WHAT THIS TASK INVOLVES:
Filter the data for lines with the word "structured", then copy every line so identified.

Records from a dataset:
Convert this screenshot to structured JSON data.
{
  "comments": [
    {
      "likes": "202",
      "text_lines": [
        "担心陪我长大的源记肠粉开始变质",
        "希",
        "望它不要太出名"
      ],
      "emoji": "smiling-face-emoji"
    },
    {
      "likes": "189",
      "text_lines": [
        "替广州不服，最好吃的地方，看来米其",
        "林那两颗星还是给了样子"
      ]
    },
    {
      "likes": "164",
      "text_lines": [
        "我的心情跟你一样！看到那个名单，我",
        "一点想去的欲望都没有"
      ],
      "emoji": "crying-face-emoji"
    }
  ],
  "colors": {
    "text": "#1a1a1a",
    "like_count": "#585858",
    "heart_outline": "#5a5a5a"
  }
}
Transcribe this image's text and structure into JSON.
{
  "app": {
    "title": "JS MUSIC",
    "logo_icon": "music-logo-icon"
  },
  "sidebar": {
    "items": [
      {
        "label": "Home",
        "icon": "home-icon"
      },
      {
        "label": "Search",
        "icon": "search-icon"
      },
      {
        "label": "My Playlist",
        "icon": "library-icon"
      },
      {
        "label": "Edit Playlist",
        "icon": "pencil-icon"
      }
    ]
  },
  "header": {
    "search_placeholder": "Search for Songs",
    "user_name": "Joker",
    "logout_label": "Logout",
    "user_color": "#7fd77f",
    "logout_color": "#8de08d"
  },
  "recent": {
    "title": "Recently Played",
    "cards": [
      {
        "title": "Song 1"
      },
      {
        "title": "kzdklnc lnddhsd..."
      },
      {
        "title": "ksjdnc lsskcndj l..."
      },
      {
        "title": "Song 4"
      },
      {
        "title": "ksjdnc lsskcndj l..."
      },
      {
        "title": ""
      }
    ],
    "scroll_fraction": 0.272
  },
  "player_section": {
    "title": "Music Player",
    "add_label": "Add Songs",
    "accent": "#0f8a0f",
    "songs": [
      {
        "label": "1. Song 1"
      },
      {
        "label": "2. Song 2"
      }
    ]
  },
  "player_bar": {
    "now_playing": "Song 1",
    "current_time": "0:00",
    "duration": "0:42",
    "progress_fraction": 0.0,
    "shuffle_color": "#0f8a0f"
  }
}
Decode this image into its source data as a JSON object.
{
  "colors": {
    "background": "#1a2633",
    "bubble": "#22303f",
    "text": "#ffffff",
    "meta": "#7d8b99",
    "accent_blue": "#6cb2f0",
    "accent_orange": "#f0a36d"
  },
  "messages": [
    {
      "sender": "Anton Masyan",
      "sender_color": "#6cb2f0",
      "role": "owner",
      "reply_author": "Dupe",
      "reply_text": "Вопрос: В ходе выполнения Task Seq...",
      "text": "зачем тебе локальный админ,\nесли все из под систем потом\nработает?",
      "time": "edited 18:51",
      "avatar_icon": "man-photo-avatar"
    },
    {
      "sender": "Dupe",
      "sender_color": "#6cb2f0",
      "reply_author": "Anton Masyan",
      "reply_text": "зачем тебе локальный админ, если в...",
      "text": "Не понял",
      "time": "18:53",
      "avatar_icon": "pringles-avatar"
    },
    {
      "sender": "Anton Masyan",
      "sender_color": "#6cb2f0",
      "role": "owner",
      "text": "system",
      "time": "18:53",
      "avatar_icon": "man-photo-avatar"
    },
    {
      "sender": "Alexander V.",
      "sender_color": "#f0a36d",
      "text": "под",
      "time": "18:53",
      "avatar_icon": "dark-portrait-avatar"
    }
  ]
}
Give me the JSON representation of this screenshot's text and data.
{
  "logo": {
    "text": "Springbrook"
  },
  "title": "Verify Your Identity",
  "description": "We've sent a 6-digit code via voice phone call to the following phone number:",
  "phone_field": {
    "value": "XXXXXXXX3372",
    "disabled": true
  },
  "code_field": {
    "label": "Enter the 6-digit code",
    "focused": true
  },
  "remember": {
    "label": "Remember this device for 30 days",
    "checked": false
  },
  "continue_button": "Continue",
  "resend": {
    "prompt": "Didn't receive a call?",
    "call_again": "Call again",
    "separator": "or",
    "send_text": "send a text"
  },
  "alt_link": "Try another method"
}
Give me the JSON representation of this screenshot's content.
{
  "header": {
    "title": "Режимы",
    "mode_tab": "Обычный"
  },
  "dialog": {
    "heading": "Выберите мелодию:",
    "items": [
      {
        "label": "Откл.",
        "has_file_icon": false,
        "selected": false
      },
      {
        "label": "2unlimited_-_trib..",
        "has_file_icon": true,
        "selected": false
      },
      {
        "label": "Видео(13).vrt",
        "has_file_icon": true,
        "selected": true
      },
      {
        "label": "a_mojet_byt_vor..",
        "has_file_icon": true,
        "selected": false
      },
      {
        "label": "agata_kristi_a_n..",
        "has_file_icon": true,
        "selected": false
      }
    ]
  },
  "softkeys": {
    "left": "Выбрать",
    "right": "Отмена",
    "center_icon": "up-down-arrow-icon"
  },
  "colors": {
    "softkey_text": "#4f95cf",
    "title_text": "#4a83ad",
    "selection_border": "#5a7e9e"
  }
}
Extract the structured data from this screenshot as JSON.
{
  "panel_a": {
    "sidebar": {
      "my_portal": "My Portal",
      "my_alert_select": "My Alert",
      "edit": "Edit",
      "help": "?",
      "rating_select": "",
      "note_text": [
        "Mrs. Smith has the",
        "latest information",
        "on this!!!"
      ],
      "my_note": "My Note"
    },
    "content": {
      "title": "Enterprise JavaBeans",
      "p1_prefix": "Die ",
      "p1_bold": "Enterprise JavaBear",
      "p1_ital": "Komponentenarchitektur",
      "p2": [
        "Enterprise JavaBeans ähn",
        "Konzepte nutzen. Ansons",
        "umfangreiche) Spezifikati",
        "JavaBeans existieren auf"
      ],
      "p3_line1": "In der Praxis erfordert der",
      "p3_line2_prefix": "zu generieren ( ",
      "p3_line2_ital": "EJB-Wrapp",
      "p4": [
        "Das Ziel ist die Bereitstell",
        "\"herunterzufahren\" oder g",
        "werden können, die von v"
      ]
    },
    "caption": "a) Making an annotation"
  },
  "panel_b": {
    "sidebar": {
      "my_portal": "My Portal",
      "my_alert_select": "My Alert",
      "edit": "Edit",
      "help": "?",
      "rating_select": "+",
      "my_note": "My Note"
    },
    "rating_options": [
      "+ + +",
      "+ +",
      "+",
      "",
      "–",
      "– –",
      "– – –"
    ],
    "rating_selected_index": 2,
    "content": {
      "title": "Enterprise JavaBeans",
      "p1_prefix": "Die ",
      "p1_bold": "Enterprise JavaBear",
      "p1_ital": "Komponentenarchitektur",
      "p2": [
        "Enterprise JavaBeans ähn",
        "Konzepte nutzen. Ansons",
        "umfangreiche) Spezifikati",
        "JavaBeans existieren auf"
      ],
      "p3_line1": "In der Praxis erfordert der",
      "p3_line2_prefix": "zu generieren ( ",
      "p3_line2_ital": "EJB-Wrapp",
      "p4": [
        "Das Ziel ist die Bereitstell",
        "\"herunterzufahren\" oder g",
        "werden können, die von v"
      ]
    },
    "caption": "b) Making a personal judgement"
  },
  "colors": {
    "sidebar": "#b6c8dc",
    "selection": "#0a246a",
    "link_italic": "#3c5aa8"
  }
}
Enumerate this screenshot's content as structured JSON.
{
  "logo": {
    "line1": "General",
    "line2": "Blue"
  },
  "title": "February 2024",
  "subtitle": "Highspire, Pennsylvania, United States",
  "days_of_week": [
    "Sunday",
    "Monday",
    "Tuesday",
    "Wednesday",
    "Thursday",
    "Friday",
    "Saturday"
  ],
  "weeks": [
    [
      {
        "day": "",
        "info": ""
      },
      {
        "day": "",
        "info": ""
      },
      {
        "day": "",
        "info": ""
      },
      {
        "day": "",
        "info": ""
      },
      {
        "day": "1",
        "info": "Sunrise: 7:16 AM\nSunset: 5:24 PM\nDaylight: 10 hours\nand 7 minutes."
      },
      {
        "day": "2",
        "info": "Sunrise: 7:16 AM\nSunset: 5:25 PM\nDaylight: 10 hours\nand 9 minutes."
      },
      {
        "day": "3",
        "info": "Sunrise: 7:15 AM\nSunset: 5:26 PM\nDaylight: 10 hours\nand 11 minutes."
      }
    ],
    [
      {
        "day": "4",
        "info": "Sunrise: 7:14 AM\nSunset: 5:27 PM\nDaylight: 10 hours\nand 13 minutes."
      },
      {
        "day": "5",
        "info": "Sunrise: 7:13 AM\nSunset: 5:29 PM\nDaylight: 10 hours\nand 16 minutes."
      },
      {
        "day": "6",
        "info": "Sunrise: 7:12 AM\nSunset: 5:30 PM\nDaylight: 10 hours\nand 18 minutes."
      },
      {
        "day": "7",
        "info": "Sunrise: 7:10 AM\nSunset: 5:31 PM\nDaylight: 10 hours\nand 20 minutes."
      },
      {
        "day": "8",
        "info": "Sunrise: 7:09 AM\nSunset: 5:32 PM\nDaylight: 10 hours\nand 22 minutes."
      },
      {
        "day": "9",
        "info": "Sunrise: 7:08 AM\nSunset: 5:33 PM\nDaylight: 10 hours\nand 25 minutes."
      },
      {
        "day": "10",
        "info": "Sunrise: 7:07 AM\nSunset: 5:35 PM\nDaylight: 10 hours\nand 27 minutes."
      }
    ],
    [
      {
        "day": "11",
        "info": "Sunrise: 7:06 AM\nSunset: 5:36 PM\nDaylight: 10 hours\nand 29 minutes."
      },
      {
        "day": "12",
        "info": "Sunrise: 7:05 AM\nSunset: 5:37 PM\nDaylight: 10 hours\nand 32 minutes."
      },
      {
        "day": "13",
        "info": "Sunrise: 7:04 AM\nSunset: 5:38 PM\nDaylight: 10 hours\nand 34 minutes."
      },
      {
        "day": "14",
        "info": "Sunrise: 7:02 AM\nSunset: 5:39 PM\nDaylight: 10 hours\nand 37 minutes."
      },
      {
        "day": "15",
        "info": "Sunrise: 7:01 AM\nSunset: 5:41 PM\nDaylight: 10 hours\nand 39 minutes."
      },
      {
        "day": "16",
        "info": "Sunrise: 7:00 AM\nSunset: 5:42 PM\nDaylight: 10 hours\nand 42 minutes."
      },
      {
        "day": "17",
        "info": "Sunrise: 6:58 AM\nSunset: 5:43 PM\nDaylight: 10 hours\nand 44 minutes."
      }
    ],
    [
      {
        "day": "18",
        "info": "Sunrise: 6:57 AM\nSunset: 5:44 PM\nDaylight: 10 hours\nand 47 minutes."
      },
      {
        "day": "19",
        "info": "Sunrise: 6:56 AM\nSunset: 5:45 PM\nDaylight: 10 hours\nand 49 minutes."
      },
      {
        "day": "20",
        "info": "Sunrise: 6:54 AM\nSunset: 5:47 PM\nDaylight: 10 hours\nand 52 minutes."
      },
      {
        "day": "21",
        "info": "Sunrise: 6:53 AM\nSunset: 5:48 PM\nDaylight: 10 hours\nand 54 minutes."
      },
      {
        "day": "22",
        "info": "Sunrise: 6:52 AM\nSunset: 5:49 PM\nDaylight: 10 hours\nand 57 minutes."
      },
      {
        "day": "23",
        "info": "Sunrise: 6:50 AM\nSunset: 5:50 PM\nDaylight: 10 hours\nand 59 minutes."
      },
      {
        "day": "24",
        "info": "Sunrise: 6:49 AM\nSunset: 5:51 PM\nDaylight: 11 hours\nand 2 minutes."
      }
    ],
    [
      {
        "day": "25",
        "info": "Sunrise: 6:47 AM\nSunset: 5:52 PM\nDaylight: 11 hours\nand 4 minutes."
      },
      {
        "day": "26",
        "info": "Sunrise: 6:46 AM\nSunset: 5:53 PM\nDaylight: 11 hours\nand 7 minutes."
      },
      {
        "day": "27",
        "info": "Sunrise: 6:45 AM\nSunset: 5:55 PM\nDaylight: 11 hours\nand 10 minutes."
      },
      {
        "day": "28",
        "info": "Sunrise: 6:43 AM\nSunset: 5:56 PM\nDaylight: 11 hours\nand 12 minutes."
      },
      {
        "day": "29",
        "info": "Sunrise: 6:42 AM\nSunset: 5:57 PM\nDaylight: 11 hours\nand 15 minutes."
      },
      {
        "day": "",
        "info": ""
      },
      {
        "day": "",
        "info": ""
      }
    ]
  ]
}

FINISHED ANSWER:
Convert this screenshot to structured JSON data.
Extract the structured data from this screenshot as JSON.
Enumerate this screenshot's content as structured JSON.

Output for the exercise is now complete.